━━━ EXERCISE INPUT

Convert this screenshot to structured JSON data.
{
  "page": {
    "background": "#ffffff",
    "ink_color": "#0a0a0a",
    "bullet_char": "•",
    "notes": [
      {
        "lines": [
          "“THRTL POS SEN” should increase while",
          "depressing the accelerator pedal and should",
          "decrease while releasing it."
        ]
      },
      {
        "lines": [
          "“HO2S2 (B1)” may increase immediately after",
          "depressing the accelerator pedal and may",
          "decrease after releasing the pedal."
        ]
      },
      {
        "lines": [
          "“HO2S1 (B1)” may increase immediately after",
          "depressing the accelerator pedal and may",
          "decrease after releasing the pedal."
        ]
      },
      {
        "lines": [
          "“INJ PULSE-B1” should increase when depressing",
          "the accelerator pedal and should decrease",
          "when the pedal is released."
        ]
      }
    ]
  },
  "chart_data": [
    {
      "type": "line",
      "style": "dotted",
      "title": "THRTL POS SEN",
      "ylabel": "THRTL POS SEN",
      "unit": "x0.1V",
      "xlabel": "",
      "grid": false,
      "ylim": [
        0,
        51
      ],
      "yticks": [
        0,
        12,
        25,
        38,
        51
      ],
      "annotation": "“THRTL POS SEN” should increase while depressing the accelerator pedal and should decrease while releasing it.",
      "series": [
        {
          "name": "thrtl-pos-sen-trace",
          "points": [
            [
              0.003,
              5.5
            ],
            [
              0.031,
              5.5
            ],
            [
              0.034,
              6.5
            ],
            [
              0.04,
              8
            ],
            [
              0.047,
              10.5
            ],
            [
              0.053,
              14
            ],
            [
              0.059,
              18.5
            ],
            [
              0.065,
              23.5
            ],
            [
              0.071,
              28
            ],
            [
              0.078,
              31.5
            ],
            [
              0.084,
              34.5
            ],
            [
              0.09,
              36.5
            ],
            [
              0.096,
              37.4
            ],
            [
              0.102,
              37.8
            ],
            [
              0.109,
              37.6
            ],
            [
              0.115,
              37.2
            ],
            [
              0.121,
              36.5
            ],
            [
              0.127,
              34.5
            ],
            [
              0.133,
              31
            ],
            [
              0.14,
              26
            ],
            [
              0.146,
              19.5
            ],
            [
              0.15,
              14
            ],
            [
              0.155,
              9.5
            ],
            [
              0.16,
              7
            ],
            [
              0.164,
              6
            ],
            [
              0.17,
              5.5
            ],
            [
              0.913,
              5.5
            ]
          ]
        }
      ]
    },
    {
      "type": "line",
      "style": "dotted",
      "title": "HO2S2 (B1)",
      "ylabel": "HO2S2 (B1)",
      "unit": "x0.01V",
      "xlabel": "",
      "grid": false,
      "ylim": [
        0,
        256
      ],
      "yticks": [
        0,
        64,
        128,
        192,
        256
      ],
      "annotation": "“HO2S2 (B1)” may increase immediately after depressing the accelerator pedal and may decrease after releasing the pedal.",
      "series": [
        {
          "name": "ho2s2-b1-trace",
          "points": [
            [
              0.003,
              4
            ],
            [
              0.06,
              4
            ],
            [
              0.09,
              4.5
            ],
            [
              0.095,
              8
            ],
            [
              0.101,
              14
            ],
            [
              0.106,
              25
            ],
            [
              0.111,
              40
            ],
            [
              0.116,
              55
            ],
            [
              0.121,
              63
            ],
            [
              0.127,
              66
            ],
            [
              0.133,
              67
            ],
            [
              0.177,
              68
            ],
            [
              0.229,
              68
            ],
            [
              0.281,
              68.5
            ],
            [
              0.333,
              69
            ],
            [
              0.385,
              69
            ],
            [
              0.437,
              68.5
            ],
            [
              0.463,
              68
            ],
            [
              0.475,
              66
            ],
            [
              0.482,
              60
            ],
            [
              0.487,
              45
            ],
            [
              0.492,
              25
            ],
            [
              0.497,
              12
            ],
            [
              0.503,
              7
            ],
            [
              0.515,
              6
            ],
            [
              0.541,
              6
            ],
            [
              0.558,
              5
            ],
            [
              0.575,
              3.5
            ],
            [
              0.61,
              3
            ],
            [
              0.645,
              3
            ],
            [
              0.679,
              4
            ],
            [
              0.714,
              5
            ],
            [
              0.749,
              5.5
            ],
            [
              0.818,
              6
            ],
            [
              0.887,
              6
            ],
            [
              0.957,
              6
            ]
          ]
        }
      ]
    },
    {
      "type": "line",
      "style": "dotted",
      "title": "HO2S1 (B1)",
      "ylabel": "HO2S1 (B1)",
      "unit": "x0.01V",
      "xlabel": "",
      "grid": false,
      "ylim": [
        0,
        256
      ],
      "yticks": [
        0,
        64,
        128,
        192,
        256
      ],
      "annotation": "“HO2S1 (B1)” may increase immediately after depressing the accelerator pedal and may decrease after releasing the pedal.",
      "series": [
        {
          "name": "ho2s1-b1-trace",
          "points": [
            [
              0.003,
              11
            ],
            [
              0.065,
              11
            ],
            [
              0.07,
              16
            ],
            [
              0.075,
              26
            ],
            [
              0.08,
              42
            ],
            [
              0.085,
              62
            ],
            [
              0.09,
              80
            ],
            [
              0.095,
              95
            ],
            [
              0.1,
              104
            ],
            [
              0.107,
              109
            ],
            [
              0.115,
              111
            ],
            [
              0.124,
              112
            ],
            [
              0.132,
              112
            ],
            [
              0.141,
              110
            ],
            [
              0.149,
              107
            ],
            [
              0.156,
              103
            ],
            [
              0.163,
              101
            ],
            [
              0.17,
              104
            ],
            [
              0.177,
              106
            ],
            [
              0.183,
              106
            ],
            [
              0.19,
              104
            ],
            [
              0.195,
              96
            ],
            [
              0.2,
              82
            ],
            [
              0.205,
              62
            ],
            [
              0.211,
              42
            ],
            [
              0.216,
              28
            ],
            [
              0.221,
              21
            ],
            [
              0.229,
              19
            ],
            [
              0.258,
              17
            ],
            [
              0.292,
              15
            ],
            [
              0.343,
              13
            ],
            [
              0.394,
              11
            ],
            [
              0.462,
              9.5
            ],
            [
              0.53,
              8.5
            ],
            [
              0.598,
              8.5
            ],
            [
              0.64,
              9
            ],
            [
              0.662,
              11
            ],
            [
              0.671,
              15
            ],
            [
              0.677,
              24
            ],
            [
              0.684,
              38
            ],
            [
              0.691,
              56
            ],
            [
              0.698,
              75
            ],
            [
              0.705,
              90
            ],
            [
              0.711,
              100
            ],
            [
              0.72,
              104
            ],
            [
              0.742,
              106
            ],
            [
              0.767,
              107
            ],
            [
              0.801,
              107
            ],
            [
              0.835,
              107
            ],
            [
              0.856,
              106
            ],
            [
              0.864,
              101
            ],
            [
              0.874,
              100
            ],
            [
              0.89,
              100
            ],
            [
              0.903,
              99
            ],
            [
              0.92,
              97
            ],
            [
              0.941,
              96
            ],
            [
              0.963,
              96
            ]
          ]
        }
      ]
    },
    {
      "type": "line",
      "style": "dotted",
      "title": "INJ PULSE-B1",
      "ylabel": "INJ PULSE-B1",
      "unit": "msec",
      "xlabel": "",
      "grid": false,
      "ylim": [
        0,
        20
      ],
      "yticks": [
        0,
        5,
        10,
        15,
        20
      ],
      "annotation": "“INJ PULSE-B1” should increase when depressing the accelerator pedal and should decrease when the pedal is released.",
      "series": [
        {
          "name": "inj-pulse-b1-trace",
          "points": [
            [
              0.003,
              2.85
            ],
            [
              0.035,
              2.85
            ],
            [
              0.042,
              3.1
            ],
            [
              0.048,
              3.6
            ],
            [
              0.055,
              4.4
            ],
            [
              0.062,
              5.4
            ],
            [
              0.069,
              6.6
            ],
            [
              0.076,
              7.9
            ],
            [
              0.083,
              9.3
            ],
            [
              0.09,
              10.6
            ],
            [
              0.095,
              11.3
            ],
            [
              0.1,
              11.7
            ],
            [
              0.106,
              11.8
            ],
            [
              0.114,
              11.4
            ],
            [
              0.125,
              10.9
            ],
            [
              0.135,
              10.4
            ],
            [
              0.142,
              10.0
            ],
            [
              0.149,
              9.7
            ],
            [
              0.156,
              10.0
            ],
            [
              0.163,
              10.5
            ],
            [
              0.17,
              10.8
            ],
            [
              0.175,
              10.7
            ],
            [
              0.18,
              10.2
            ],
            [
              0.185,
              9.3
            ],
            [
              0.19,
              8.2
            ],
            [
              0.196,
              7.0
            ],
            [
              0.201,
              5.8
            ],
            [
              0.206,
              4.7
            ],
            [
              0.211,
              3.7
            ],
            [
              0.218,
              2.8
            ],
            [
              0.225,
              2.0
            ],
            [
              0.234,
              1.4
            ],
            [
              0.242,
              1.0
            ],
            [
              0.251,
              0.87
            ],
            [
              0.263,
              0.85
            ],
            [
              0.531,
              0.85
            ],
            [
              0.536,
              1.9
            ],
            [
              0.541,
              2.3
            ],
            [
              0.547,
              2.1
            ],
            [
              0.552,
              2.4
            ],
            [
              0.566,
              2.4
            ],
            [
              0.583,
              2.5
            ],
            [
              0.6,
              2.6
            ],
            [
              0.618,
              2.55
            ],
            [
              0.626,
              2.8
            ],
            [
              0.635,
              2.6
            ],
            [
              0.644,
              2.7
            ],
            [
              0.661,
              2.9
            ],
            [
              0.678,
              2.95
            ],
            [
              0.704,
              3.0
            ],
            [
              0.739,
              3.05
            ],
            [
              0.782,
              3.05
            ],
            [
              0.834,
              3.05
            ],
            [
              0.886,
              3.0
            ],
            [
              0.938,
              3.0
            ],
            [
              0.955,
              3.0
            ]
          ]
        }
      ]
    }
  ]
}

━━━━━━

## [GIVEN EXERCISE]
Identify and copy all lines with the word "increase".

## [SOLUTION TO THIS PROBLEM]
          "“THRTL POS SEN” should increase while",
          "“HO2S2 (B1)” may increase immediately after",
          "“HO2S1 (B1)” may increase immediately after",
          "“INJ PULSE-B1” should increase when depressing",
      "annotation": "“THRTL POS SEN” should increase while depressing the accelerator pedal and should decrease while releasing it.",
      "annotation": "“HO2S2 (B1)” may increase immediately after depressing the accelerator pedal and may decrease after releasing the pedal.",
      "annotation": "“HO2S1 (B1)” may increase immediately after depressing the accelerator pedal and may decrease after releasing the pedal.",
      "annotation": "“INJ PULSE-B1” should increase when depressing the accelerator pedal and should decrease when the pedal is released.",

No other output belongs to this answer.